REQUIRED WORK
Show all lines from the listing below that contain "this".

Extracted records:
· · · · · · ·
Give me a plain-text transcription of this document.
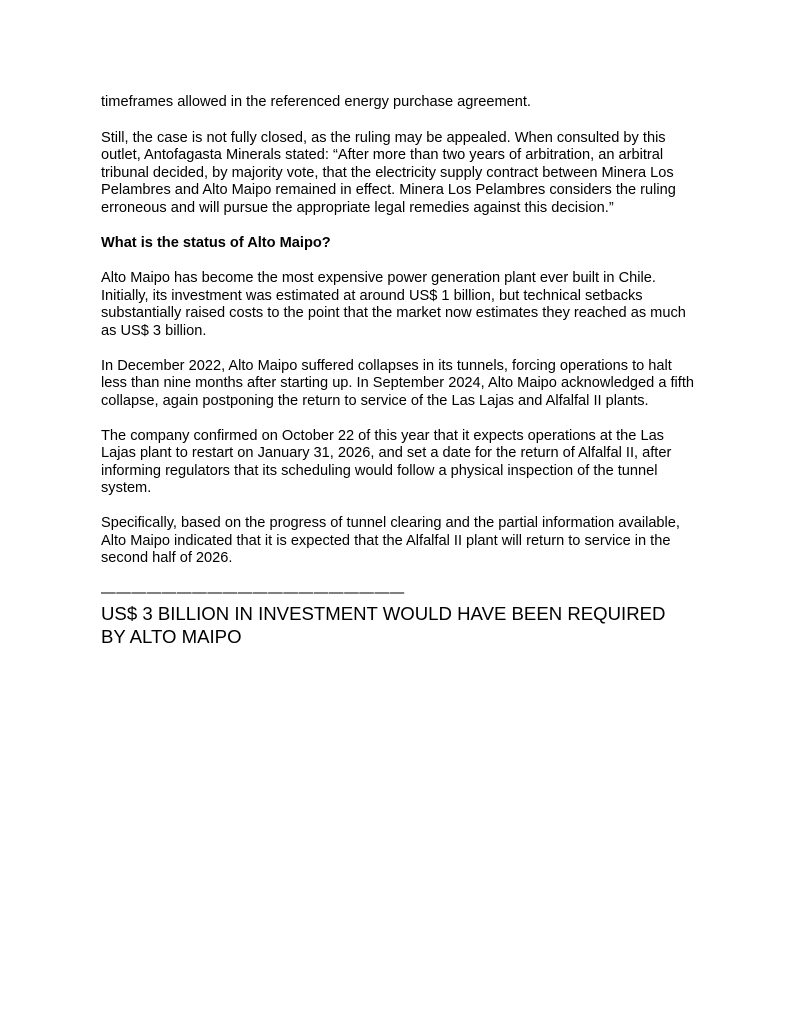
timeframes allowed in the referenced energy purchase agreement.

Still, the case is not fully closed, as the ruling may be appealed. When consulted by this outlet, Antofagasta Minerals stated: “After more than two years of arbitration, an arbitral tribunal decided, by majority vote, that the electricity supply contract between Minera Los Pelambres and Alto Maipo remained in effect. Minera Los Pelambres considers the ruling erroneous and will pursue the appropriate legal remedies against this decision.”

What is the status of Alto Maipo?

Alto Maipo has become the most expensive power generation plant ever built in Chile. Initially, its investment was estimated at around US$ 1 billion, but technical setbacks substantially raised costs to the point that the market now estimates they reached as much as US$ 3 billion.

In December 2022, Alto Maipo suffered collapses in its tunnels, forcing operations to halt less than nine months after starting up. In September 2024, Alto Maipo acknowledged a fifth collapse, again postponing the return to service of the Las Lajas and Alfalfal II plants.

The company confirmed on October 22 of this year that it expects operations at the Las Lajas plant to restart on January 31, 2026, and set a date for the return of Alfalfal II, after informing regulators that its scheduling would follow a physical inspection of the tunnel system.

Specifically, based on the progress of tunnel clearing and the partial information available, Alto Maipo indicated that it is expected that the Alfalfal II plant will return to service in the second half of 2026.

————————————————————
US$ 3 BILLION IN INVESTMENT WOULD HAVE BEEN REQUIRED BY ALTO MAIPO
· · · · · · ·
REPLY
Give me a plain-text transcription of this document.
Still, the case is not fully closed, as the ruling may be appealed. When consulted by this outlet, Antofagasta Minerals stated: “After more than two years of arbitration, an arbitral tribunal decided, by majority vote, that the electricity supply contract between Minera Los Pelambres and Alto Maipo remained in effect. Minera Los Pelambres considers the ruling erroneous and will pursue the appropriate legal remedies against this decision.”
The company confirmed on October 22 of this year that it expects operations at the Las Lajas plant to restart on January 31, 2026, and set a date for the return of Alfalfal II, after informing regulators that its scheduling would follow a physical inspection of the tunnel system.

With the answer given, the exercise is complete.